_AIM OF THE EXERCISE:_ Take every line where the string "viewing" appears and copy it.

_MATERIAL SUPPLIED:_
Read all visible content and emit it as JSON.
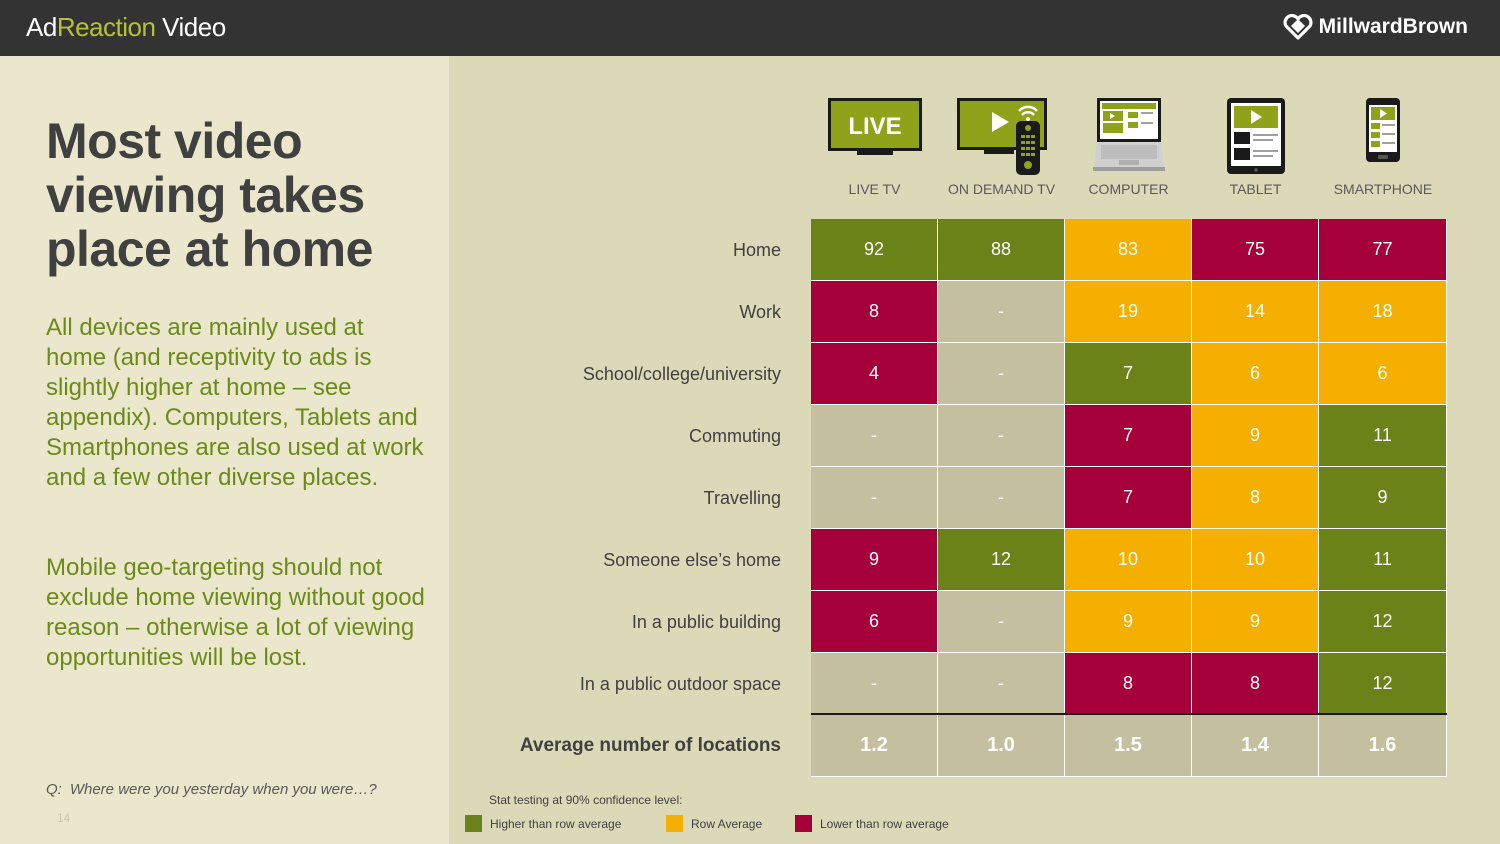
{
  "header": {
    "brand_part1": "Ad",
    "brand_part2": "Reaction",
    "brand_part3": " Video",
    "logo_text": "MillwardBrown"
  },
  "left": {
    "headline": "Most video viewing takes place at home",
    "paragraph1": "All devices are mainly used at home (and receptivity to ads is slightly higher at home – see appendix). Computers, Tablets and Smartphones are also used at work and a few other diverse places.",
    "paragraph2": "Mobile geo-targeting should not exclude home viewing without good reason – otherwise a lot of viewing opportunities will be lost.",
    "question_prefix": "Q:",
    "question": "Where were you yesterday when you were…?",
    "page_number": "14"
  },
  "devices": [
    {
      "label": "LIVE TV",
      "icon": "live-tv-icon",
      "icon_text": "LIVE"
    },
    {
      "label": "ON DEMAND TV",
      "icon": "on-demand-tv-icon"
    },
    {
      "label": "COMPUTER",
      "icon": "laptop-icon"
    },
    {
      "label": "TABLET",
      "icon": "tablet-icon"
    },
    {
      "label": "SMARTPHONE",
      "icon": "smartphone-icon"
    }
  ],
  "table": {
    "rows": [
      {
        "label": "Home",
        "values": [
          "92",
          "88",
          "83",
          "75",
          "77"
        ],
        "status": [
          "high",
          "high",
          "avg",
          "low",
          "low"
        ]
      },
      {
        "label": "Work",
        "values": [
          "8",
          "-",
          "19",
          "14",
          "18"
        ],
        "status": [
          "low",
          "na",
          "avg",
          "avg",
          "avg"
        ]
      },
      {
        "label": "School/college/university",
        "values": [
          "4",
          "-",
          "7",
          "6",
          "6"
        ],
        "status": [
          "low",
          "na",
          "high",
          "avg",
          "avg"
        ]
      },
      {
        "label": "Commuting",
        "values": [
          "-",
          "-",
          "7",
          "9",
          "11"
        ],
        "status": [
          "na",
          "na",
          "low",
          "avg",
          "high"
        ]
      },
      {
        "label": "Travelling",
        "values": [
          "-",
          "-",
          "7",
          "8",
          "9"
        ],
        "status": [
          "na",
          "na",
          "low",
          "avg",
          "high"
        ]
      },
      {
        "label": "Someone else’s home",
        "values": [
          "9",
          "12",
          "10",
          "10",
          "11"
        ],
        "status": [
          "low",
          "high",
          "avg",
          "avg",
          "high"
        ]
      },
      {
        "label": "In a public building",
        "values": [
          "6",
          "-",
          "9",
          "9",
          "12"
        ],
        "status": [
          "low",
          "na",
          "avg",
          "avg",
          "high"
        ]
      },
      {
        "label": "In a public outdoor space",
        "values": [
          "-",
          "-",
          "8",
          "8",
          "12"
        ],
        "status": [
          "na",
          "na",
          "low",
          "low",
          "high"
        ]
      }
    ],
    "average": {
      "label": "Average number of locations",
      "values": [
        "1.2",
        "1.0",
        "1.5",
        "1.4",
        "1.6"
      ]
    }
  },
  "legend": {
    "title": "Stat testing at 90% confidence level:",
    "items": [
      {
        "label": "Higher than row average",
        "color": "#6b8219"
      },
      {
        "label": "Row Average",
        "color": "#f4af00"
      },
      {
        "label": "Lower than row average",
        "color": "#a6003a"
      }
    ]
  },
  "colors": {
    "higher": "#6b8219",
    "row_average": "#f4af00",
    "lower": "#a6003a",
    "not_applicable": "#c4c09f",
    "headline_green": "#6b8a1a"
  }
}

_EXPECTED ANSWER:_
    "headline": "Most video viewing takes place at home",
    "paragraph2": "Mobile geo-targeting should not exclude home viewing without good reason – otherwise a lot of viewing opportunities will be lost.",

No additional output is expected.